What this task involves
Reproduce every entry exactly as shown.

Rows
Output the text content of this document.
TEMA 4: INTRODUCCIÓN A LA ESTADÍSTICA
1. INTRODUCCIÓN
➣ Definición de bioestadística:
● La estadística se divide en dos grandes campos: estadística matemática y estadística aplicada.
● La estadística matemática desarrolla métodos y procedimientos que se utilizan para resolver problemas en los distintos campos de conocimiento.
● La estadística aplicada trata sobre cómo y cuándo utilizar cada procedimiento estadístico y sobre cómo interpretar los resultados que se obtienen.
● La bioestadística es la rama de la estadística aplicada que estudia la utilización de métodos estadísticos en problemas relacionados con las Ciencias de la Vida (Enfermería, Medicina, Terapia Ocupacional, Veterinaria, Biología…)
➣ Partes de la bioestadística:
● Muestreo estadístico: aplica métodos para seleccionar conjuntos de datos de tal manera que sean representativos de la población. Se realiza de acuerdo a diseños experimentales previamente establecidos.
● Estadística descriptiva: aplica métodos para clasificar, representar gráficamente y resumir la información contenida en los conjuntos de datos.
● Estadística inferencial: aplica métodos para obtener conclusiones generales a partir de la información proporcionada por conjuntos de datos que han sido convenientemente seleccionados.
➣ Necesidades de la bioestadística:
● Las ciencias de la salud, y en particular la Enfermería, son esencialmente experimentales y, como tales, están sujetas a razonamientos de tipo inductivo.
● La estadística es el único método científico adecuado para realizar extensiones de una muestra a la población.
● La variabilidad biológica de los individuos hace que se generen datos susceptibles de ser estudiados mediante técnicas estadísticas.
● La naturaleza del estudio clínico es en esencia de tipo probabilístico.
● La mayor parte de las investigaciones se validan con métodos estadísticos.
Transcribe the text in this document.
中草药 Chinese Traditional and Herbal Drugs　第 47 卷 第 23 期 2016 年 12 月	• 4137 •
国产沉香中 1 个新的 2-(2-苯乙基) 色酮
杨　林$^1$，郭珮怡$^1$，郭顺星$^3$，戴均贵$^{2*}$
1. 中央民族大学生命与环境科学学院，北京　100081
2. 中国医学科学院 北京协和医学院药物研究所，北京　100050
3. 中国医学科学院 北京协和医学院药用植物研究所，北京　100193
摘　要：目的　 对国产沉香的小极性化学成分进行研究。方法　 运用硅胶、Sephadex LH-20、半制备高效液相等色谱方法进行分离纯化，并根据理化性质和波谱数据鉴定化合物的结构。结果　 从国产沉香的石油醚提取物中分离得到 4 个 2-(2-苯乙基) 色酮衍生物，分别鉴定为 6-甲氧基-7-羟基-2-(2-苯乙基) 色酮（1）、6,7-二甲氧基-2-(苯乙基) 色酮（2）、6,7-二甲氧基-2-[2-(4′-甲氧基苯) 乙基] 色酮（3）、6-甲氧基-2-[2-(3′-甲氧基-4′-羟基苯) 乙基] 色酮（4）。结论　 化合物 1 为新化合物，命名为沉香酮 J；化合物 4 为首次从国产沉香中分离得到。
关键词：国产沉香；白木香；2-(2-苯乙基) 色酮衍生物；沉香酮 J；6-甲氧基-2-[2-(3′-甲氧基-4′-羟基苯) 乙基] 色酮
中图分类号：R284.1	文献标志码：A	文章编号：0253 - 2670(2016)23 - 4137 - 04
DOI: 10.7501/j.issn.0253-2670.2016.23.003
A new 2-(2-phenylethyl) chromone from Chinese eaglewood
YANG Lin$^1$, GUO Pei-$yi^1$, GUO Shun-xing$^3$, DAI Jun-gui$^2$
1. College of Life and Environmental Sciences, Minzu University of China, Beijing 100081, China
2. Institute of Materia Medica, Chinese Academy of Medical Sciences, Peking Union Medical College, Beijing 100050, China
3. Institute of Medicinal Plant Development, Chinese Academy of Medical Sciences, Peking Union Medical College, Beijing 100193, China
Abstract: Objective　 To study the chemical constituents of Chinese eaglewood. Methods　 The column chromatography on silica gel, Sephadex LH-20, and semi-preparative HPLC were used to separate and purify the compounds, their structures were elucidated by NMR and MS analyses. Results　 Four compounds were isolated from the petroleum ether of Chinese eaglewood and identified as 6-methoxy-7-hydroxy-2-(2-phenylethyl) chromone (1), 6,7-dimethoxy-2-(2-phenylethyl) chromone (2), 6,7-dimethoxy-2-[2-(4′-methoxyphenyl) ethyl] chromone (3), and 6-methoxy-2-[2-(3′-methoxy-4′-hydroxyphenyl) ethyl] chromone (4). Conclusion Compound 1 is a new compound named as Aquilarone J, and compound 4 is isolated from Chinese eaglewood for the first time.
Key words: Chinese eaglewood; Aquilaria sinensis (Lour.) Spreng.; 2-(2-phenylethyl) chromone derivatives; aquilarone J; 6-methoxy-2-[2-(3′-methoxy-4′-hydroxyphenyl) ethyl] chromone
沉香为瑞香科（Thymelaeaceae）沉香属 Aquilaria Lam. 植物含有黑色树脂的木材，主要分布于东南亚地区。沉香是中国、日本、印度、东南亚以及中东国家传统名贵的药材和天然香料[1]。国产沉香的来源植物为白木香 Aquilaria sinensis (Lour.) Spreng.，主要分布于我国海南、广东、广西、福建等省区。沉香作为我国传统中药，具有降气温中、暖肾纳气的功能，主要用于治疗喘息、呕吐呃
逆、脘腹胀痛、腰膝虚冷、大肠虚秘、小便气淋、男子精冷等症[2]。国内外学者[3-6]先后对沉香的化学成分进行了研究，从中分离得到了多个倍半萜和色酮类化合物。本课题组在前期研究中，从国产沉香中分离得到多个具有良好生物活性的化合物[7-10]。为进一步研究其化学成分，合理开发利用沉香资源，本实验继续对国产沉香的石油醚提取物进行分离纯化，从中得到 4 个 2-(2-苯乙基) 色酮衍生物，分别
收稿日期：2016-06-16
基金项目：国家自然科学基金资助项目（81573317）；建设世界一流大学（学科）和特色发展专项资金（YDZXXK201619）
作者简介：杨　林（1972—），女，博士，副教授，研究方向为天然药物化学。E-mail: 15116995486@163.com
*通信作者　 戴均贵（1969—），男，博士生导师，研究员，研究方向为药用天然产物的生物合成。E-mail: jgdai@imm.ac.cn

Result
Output the text content of this document.
TEMA 4: INTRODUCCIÓN A LA ESTADÍSTICA
1. INTRODUCCIÓN
➣ Definición de bioestadística:
● La estadística se divide en dos grandes campos: estadística matemática y estadística aplicada.
● La estadística matemática desarrolla métodos y procedimientos que se utilizan para resolver problemas en los distintos campos de conocimiento.
● La estadística aplicada trata sobre cómo y cuándo utilizar cada procedimiento estadístico y sobre cómo interpretar los resultados que se obtienen.
● La bioestadística es la rama de la estadística aplicada que estudia la utilización de métodos estadísticos en problemas relacionados con las Ciencias de la Vida (Enfermería, Medicina, Terapia Ocupacional, Veterinaria, Biología…)
➣ Partes de la bioestadística:
● Muestreo estadístico: aplica métodos para seleccionar conjuntos de datos de tal manera que sean representativos de la población. Se realiza de acuerdo a diseños experimentales previamente establecidos.
● Estadística descriptiva: aplica métodos para clasificar, representar gráficamente y resumir la información contenida en los conjuntos de datos.
● Estadística inferencial: aplica métodos para obtener conclusiones generales a partir de la información proporcionada por conjuntos de datos que han sido convenientemente seleccionados.
➣ Necesidades de la bioestadística:
● Las ciencias de la salud, y en particular la Enfermería, son esencialmente experimentales y, como tales, están sujetas a razonamientos de tipo inductivo.
● La estadística es el único método científico adecuado para realizar extensiones de una muestra a la población.
● La variabilidad biológica de los individuos hace que se generen datos susceptibles de ser estudiados mediante técnicas estadísticas.
● La naturaleza del estudio clínico es en esencia de tipo probabilístico.
● La mayor parte de las investigaciones se validan con métodos estadísticos.
Transcribe the text in this document.
中草药 Chinese Traditional and Herbal Drugs　第 47 卷 第 23 期 2016 年 12 月	• 4137 •
国产沉香中 1 个新的 2-(2-苯乙基) 色酮
杨　林$^1$，郭珮怡$^1$，郭顺星$^3$，戴均贵$^{2*}$
1. 中央民族大学生命与环境科学学院，北京　100081
2. 中国医学科学院 北京协和医学院药物研究所，北京　100050
3. 中国医学科学院 北京协和医学院药用植物研究所，北京　100193
摘　要：目的　 对国产沉香的小极性化学成分进行研究。方法　 运用硅胶、Sephadex LH-20、半制备高效液相等色谱方法进行分离纯化，并根据理化性质和波谱数据鉴定化合物的结构。结果　 从国产沉香的石油醚提取物中分离得到 4 个 2-(2-苯乙基) 色酮衍生物，分别鉴定为 6-甲氧基-7-羟基-2-(2-苯乙基) 色酮（1）、6,7-二甲氧基-2-(苯乙基) 色酮（2）、6,7-二甲氧基-2-[2-(4′-甲氧基苯) 乙基] 色酮（3）、6-甲氧基-2-[2-(3′-甲氧基-4′-羟基苯) 乙基] 色酮（4）。结论　 化合物 1 为新化合物，命名为沉香酮 J；化合物 4 为首次从国产沉香中分离得到。
关键词：国产沉香；白木香；2-(2-苯乙基) 色酮衍生物；沉香酮 J；6-甲氧基-2-[2-(3′-甲氧基-4′-羟基苯) 乙基] 色酮
中图分类号：R284.1	文献标志码：A	文章编号：0253 - 2670(2016)23 - 4137 - 04
DOI: 10.7501/j.issn.0253-2670.2016.23.003
A new 2-(2-phenylethyl) chromone from Chinese eaglewood
YANG Lin$^1$, GUO Pei-$yi^1$, GUO Shun-xing$^3$, DAI Jun-gui$^2$
1. College of Life and Environmental Sciences, Minzu University of China, Beijing 100081, China
2. Institute of Materia Medica, Chinese Academy of Medical Sciences, Peking Union Medical College, Beijing 100050, China
3. Institute of Medicinal Plant Development, Chinese Academy of Medical Sciences, Peking Union Medical College, Beijing 100193, China
Abstract: Objective　 To study the chemical constituents of Chinese eaglewood. Methods　 The column chromatography on silica gel, Sephadex LH-20, and semi-preparative HPLC were used to separate and purify the compounds, their structures were elucidated by NMR and MS analyses. Results　 Four compounds were isolated from the petroleum ether of Chinese eaglewood and identified as 6-methoxy-7-hydroxy-2-(2-phenylethyl) chromone (1), 6,7-dimethoxy-2-(2-phenylethyl) chromone (2), 6,7-dimethoxy-2-[2-(4′-methoxyphenyl) ethyl] chromone (3), and 6-methoxy-2-[2-(3′-methoxy-4′-hydroxyphenyl) ethyl] chromone (4). Conclusion Compound 1 is a new compound named as Aquilarone J, and compound 4 is isolated from Chinese eaglewood for the first time.
Key words: Chinese eaglewood; Aquilaria sinensis (Lour.) Spreng.; 2-(2-phenylethyl) chromone derivatives; aquilarone J; 6-methoxy-2-[2-(3′-methoxy-4′-hydroxyphenyl) ethyl] chromone
沉香为瑞香科（Thymelaeaceae）沉香属 Aquilaria Lam. 植物含有黑色树脂的木材，主要分布于东南亚地区。沉香是中国、日本、印度、东南亚以及中东国家传统名贵的药材和天然香料[1]。国产沉香的来源植物为白木香 Aquilaria sinensis (Lour.) Spreng.，主要分布于我国海南、广东、广西、福建等省区。沉香作为我国传统中药，具有降气温中、暖肾纳气的功能，主要用于治疗喘息、呕吐呃
逆、脘腹胀痛、腰膝虚冷、大肠虚秘、小便气淋、男子精冷等症[2]。国内外学者[3-6]先后对沉香的化学成分进行了研究，从中分离得到了多个倍半萜和色酮类化合物。本课题组在前期研究中，从国产沉香中分离得到多个具有良好生物活性的化合物[7-10]。为进一步研究其化学成分，合理开发利用沉香资源，本实验继续对国产沉香的石油醚提取物进行分离纯化，从中得到 4 个 2-(2-苯乙基) 色酮衍生物，分别
收稿日期：2016-06-16
基金项目：国家自然科学基金资助项目（81573317）；建设世界一流大学（学科）和特色发展专项资金（YDZXXK201619）
作者简介：杨　林（1972—），女，博士，副教授，研究方向为天然药物化学。E-mail: 15116995486@163.com
*通信作者　 戴均贵（1969—），男，博士生导师，研究员，研究方向为药用天然产物的生物合成。E-mail: jgdai@imm.ac.cn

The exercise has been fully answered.